**PASSAGE:**
There has been considerable debate over the benefits and safety of antidepressive drugs in children and adolescents; regulatory bodies currently consider that use in this age group required caution. The FDA in the US carried out a major review of suicidal ideation and behaviour associated with paediatric use of antidepressives, as a result of which warnings were made mandatory in the product literature for these drugs. A previous meta-analysis has looked at the risk to benefit profile of these drugs for paediatric depressive illness but not other indications. As two large trials have been published since this was done, the authors of the current paper carried out a more up to date review and meta-analysis. Their objective was to determine newer antidepressive drugs' efficacy in major depressive disorder (MDD), obsessive-compulsive disorder (OCD), and non-OCD anxiety. They also looked at trial- and patient-level moderators of risk and benefit.

**ACTIVITY:** For each statement, say yes or no as to whether it agrees with the passage on antidepressants in children and adolescents, and quote the words that decide it: 1. The earlier meta-analysis examined indications beyond depressive illness. 2. The FDA review resulted in mandatory warnings in the product literature. 3. The current review assessed efficacy in non-OCD anxiety.

Document layout analysis data
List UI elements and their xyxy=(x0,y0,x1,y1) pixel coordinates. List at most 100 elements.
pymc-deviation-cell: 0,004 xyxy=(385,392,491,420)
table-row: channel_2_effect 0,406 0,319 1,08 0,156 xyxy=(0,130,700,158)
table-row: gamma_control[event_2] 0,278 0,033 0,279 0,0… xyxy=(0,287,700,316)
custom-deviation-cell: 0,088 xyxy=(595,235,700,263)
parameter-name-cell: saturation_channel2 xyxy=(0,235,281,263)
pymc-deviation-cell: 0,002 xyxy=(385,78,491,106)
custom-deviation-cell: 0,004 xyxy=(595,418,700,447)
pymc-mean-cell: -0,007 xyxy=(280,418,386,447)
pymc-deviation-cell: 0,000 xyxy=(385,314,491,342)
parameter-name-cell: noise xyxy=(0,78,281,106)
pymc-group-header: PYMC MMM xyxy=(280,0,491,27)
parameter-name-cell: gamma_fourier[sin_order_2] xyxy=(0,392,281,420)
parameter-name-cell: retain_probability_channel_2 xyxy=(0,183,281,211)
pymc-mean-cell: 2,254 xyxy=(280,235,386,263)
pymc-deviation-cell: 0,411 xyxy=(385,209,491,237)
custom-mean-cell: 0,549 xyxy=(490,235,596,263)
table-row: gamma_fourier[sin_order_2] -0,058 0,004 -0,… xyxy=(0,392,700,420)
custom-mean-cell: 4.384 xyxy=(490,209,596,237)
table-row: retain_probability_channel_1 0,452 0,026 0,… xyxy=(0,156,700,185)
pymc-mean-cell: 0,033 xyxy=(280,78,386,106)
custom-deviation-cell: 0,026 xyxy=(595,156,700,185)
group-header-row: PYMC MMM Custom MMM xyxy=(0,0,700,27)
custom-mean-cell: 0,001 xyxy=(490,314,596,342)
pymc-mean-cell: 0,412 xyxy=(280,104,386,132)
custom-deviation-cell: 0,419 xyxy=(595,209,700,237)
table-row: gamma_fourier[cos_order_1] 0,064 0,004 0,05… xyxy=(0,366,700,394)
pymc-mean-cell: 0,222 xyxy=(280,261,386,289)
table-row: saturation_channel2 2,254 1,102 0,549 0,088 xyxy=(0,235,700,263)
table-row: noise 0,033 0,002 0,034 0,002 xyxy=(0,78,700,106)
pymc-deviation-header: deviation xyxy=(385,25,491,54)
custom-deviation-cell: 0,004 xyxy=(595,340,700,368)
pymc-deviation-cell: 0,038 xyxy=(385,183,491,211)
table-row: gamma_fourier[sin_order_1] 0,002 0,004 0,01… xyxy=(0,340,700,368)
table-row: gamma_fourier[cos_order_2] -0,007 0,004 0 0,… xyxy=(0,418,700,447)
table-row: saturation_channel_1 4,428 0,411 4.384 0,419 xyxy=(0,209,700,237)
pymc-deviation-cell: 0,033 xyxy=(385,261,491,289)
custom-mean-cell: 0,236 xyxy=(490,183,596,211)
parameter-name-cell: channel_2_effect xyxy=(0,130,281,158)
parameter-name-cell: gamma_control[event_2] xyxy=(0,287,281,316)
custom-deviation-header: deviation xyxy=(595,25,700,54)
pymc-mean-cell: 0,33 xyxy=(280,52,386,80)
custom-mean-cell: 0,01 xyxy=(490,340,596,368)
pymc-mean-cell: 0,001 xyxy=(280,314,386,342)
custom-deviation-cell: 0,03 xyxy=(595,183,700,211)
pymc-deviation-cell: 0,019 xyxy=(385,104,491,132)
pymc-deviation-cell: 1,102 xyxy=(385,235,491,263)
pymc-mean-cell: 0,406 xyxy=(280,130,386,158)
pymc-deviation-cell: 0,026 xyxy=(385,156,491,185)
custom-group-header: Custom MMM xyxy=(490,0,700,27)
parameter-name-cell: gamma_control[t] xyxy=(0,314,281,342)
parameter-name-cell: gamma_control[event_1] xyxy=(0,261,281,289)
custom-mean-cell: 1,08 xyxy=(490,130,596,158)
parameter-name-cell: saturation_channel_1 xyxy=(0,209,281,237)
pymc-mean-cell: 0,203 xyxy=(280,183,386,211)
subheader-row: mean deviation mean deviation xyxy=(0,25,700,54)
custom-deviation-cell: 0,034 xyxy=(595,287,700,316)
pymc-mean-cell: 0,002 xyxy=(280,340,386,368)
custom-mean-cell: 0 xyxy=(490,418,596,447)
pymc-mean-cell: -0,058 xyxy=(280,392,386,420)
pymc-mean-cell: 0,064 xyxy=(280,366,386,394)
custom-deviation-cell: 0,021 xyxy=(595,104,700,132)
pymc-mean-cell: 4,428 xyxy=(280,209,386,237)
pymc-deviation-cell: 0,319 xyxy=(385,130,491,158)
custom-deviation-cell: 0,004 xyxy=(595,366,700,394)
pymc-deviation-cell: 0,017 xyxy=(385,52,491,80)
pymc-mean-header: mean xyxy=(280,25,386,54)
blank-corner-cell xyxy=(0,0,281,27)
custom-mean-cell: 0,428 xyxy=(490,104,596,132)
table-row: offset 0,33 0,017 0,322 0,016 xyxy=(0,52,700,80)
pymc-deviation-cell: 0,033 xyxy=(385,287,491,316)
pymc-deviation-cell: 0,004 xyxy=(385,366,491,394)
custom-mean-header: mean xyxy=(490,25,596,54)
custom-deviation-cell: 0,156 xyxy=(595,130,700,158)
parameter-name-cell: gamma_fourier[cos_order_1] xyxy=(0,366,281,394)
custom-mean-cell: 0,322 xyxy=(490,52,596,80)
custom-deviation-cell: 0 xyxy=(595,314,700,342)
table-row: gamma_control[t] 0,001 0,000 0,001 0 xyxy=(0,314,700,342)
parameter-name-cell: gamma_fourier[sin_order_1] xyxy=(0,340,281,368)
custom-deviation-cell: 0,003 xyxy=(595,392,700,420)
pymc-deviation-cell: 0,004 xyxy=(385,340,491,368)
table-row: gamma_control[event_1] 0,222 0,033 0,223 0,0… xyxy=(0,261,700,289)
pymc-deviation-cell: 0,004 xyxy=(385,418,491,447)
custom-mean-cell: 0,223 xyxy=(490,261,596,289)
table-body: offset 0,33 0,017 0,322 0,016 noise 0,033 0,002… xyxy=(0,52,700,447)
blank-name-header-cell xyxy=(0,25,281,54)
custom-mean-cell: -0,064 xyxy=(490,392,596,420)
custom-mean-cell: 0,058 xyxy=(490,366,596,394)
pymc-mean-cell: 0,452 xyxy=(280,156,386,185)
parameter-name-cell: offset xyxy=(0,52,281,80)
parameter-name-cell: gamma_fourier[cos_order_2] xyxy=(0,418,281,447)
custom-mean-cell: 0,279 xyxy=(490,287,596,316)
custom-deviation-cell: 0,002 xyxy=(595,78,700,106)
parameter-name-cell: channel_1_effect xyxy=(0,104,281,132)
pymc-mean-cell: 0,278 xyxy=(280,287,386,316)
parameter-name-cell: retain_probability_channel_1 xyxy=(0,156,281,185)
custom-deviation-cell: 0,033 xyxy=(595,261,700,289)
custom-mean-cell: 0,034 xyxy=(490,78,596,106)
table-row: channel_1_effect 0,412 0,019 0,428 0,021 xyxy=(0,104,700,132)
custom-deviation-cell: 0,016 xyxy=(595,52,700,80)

**RESPONSE TO THE TASK:**
1. No: "but not other indications"
2. Yes: "warnings were made mandatory in the product literature for these drugs"
3. Yes: "obsessive-compulsive disorder (OCD), and non-OCD anxiety"